Short task: Pull every line containing "Output" from the entries.

(Stored data)

-- Start --

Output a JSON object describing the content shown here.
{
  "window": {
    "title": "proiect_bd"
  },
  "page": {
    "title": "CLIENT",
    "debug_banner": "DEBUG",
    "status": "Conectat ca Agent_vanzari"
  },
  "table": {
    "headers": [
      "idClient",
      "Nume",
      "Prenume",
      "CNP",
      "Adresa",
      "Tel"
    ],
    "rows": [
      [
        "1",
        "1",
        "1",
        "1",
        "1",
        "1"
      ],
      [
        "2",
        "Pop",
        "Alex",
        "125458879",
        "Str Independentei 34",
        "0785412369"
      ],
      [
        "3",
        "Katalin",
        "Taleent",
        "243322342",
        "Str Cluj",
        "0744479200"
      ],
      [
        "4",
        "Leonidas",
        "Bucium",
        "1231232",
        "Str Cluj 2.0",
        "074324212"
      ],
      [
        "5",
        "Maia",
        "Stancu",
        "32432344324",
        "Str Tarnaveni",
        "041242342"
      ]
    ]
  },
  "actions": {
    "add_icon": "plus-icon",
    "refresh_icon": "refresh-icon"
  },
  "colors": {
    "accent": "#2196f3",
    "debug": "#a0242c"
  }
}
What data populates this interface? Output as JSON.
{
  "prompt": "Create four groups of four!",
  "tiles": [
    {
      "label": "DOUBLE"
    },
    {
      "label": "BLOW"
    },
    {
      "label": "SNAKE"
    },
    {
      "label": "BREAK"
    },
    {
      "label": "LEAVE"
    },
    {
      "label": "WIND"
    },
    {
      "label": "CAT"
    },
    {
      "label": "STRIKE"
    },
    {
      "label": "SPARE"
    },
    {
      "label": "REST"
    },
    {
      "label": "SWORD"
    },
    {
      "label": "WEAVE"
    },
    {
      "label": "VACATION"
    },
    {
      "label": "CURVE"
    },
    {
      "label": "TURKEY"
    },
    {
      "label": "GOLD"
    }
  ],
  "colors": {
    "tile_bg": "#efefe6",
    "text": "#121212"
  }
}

-- End --

Task response:
Output a JSON object describing the content shown here.
What data populates this interface? Output as JSON.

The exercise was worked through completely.